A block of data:
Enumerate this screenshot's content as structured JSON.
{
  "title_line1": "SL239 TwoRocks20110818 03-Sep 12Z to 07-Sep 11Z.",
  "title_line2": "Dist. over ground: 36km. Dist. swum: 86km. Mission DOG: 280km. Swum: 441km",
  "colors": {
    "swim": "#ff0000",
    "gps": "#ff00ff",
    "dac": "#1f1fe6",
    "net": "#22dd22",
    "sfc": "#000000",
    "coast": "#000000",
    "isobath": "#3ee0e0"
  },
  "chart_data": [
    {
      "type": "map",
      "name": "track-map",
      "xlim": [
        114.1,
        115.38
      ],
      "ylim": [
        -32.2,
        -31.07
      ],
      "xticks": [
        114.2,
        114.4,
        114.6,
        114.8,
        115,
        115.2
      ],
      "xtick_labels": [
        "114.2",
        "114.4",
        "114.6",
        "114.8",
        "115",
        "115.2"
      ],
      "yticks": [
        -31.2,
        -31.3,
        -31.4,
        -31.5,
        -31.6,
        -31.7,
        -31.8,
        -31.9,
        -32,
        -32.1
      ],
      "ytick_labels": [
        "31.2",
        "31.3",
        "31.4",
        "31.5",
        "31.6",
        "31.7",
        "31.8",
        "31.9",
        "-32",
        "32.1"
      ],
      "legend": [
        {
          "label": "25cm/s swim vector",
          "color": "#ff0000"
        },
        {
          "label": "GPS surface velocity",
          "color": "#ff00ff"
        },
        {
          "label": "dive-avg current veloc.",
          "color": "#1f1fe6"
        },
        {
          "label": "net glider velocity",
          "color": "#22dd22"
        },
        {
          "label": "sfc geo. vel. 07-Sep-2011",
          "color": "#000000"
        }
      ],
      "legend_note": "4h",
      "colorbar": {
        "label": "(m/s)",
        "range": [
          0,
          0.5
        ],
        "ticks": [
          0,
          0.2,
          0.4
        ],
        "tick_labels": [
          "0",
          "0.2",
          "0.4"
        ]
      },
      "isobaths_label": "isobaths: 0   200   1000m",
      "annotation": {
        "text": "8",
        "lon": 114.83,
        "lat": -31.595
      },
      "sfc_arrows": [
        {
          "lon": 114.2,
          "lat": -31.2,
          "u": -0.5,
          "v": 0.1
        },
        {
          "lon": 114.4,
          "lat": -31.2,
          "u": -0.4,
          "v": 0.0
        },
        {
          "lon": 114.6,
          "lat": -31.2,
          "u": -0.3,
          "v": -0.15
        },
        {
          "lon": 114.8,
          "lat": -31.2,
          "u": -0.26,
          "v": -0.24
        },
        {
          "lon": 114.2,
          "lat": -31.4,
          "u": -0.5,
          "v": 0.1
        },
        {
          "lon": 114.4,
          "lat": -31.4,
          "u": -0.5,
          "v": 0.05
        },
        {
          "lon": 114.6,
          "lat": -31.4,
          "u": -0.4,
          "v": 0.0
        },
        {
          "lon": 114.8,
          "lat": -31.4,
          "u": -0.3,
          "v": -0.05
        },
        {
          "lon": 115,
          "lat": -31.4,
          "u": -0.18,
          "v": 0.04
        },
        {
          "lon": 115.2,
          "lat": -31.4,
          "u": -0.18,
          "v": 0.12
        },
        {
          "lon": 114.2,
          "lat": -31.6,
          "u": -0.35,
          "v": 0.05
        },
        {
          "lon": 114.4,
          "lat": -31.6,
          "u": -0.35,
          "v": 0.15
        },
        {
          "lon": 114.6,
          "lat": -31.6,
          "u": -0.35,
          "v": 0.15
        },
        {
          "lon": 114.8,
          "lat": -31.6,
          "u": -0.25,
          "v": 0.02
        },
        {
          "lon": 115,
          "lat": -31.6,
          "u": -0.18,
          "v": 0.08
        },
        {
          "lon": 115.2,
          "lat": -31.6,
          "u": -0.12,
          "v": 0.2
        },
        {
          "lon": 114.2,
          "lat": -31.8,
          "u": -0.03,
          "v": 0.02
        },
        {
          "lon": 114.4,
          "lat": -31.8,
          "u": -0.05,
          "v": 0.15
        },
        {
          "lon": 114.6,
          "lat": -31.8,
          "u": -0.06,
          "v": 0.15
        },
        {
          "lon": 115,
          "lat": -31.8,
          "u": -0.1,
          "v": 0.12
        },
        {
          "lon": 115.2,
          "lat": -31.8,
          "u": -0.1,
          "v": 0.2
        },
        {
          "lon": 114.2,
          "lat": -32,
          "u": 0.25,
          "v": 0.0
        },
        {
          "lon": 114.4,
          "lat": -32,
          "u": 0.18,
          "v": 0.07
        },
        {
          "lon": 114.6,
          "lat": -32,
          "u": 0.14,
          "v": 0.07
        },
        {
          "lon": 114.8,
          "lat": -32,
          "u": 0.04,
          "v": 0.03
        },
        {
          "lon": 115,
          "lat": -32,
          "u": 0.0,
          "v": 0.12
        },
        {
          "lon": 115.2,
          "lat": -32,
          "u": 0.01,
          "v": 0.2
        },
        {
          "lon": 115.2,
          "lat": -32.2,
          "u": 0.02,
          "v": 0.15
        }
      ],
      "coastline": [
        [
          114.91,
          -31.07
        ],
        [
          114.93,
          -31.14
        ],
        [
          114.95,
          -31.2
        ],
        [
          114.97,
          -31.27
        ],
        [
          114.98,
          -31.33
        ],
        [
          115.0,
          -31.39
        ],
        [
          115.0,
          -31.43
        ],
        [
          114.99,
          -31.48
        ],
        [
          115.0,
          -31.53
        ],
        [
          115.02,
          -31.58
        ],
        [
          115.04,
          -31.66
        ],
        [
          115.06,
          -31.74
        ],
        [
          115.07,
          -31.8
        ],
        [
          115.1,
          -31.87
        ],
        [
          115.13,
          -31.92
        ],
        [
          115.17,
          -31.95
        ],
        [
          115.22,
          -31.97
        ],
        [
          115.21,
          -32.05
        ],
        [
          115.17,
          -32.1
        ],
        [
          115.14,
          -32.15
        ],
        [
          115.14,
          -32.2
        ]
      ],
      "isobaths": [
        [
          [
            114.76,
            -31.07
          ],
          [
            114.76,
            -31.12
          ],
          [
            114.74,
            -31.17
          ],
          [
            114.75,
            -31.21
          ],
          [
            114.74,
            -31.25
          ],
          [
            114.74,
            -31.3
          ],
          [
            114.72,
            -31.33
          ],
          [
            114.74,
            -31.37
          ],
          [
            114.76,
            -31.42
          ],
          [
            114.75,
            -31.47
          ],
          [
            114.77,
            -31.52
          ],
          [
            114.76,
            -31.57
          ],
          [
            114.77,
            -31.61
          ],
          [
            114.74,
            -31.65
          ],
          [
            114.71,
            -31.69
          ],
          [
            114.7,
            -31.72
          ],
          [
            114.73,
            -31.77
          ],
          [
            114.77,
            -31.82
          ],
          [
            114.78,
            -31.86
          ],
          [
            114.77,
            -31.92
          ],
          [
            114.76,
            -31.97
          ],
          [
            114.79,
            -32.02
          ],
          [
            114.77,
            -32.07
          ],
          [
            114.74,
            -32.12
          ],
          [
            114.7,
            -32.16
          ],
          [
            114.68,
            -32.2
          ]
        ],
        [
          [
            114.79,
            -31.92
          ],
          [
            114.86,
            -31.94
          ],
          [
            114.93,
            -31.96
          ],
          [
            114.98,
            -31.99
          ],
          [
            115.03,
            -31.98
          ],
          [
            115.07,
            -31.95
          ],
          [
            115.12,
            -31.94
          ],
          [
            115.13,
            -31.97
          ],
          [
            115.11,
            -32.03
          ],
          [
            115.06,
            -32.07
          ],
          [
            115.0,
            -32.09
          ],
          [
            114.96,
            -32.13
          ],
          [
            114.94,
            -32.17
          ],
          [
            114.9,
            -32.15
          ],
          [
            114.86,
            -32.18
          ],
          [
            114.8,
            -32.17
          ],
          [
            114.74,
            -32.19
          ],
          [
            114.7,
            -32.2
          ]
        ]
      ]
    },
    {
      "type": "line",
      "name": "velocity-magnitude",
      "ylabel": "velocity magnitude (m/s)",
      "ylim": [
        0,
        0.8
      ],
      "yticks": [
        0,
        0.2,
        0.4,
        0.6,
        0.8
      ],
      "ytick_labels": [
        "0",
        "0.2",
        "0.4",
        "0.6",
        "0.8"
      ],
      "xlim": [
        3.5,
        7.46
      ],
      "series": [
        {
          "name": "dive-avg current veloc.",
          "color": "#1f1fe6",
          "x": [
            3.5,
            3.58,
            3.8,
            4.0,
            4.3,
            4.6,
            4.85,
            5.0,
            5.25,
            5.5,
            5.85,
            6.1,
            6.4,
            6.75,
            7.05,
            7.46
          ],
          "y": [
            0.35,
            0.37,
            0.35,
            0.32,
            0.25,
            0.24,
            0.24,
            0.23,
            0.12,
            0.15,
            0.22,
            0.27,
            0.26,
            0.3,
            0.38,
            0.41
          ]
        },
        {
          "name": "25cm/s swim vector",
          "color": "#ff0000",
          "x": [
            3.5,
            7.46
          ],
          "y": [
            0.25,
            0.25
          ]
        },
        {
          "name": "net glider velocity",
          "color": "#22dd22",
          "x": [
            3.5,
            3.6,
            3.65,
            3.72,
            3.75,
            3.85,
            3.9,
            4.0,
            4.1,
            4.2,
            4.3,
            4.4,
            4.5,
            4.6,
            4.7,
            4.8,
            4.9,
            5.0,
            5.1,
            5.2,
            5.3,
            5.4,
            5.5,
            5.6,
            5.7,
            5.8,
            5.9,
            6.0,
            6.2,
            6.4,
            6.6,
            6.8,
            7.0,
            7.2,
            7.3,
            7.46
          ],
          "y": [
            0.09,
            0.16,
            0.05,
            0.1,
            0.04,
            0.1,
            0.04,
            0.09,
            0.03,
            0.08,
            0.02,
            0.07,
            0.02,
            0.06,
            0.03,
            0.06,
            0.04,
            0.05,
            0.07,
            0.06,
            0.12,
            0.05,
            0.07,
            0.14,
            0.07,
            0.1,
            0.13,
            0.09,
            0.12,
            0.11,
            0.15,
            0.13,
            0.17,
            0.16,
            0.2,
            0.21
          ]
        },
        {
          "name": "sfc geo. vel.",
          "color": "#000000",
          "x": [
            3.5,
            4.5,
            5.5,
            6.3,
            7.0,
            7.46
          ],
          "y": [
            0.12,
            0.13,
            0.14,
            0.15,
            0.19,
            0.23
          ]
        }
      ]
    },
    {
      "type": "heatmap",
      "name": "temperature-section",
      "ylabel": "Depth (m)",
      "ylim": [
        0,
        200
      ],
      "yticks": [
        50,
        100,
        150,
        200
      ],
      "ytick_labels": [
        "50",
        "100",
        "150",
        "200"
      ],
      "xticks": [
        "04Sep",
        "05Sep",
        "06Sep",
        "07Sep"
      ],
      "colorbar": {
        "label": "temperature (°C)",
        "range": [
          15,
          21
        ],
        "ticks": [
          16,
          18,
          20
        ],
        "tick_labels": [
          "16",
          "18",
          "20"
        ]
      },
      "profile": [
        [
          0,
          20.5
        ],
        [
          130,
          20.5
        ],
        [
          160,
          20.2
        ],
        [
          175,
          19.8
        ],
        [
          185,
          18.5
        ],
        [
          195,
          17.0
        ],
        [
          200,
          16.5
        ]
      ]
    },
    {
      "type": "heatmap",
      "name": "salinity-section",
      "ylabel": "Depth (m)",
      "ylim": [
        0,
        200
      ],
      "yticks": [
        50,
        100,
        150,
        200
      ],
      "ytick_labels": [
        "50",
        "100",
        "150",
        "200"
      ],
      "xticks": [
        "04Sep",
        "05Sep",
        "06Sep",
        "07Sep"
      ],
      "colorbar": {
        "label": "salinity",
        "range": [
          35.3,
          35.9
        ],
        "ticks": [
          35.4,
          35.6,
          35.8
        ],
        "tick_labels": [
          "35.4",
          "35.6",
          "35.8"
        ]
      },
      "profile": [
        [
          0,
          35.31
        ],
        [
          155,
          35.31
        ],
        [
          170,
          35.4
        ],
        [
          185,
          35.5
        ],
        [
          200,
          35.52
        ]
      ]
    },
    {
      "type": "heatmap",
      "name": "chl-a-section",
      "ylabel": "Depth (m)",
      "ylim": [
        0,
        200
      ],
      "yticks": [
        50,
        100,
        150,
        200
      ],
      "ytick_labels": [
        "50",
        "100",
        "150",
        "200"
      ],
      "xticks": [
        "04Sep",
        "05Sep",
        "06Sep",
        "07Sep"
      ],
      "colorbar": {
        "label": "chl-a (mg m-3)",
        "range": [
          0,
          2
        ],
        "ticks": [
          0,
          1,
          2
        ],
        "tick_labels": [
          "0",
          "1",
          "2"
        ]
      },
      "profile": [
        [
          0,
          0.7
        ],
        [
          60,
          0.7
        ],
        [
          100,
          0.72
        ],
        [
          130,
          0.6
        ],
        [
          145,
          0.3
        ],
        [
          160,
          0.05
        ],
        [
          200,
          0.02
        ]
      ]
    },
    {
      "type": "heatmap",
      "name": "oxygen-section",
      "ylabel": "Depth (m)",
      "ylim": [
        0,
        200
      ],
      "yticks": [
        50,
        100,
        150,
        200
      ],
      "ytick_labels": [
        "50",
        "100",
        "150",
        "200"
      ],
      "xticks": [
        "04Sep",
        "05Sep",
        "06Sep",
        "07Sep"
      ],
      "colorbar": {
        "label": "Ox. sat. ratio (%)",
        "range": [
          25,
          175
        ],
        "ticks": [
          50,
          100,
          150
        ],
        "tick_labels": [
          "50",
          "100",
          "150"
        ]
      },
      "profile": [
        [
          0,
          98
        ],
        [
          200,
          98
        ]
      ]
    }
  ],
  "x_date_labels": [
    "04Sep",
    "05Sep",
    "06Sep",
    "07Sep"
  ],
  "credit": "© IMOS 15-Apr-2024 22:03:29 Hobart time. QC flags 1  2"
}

**Directive:**
Show every line that contains the word "temperature".

**Solution for this problem:**
      "name": "temperature-section",
        "label": "temperature (°C)",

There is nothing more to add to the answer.